▶ [JOB]
Can you write out the whole listing exactly?

▶ [DATA SECTION]
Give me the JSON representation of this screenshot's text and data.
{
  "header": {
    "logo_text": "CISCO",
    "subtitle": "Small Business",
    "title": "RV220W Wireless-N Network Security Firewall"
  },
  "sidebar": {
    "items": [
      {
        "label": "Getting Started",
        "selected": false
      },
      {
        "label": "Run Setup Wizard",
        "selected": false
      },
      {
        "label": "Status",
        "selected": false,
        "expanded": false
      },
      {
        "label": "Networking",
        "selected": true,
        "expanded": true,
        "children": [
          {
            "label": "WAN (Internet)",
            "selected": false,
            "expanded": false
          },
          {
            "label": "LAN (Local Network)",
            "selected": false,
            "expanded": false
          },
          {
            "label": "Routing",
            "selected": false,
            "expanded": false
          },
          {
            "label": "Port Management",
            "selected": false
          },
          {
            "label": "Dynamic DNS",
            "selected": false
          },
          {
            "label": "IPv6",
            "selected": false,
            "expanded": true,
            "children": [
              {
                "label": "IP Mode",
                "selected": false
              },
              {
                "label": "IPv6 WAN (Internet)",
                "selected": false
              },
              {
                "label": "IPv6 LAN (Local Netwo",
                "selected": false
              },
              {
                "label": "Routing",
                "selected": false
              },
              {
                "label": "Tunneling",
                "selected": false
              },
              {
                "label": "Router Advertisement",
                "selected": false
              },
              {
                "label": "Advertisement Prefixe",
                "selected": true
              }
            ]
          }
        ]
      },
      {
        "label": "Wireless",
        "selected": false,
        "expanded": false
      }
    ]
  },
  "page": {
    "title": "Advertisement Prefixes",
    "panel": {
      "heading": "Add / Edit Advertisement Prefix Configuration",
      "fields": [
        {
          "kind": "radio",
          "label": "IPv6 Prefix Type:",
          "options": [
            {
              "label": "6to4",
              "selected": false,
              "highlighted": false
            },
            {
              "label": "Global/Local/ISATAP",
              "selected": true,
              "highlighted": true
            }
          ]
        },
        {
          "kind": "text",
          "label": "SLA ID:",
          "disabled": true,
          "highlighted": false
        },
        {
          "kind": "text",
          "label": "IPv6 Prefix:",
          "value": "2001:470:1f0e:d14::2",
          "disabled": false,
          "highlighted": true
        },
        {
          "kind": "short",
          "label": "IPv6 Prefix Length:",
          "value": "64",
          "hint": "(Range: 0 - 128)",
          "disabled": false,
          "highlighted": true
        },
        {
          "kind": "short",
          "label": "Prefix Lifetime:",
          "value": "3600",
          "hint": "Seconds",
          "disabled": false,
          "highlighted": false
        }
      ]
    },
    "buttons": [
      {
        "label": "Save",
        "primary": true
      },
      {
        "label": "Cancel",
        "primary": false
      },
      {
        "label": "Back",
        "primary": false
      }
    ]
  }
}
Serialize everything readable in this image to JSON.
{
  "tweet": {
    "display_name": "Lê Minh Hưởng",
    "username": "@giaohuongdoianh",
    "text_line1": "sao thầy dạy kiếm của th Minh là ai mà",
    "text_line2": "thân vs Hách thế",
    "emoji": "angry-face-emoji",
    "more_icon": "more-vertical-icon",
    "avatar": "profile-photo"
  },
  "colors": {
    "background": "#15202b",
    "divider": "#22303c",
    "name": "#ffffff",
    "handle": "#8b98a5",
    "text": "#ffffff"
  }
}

▶ [ANSWER TO THE PROBLEM]
Give me the JSON representation of this screenshot's text and data.
{
  "header": {
    "logo_text": "CISCO",
    "subtitle": "Small Business",
    "title": "RV220W Wireless-N Network Security Firewall"
  },
  "sidebar": {
    "items": [
      {
        "label": "Getting Started",
        "selected": false
      },
      {
        "label": "Run Setup Wizard",
        "selected": false
      },
      {
        "label": "Status",
        "selected": false,
        "expanded": false
      },
      {
        "label": "Networking",
        "selected": true,
        "expanded": true,
        "children": [
          {
            "label": "WAN (Internet)",
            "selected": false,
            "expanded": false
          },
          {
            "label": "LAN (Local Network)",
            "selected": false,
            "expanded": false
          },
          {
            "label": "Routing",
            "selected": false,
            "expanded": false
          },
          {
            "label": "Port Management",
            "selected": false
          },
          {
            "label": "Dynamic DNS",
            "selected": false
          },
          {
            "label": "IPv6",
            "selected": false,
            "expanded": true,
            "children": [
              {
                "label": "IP Mode",
                "selected": false
              },
              {
                "label": "IPv6 WAN (Internet)",
                "selected": false
              },
              {
                "label": "IPv6 LAN (Local Netwo",
                "selected": false
              },
              {
                "label": "Routing",
                "selected": false
              },
              {
                "label": "Tunneling",
                "selected": false
              },
              {
                "label": "Router Advertisement",
                "selected": false
              },
              {
                "label": "Advertisement Prefixe",
                "selected": true
              }
            ]
          }
        ]
      },
      {
        "label": "Wireless",
        "selected": false,
        "expanded": false
      }
    ]
  },
  "page": {
    "title": "Advertisement Prefixes",
    "panel": {
      "heading": "Add / Edit Advertisement Prefix Configuration",
      "fields": [
        {
          "kind": "radio",
          "label": "IPv6 Prefix Type:",
          "options": [
            {
              "label": "6to4",
              "selected": false,
              "highlighted": false
            },
            {
              "label": "Global/Local/ISATAP",
              "selected": true,
              "highlighted": true
            }
          ]
        },
        {
          "kind": "text",
          "label": "SLA ID:",
          "disabled": true,
          "highlighted": false
        },
        {
          "kind": "text",
          "label": "IPv6 Prefix:",
          "value": "2001:470:1f0e:d14::2",
          "disabled": false,
          "highlighted": true
        },
        {
          "kind": "short",
          "label": "IPv6 Prefix Length:",
          "value": "64",
          "hint": "(Range: 0 - 128)",
          "disabled": false,
          "highlighted": true
        },
        {
          "kind": "short",
          "label": "Prefix Lifetime:",
          "value": "3600",
          "hint": "Seconds",
          "disabled": false,
          "highlighted": false
        }
      ]
    },
    "buttons": [
      {
        "label": "Save",
        "primary": true
      },
      {
        "label": "Cancel",
        "primary": false
      },
      {
        "label": "Back",
        "primary": false
      }
    ]
  }
}
Serialize everything readable in this image to JSON.
{
  "tweet": {
    "display_name": "Lê Minh Hưởng",
    "username": "@giaohuongdoianh",
    "text_line1": "sao thầy dạy kiếm của th Minh là ai mà",
    "text_line2": "thân vs Hách thế",
    "emoji": "angry-face-emoji",
    "more_icon": "more-vertical-icon",
    "avatar": "profile-photo"
  },
  "colors": {
    "background": "#15202b",
    "divider": "#22303c",
    "name": "#ffffff",
    "handle": "#8b98a5",
    "text": "#ffffff"
  }
}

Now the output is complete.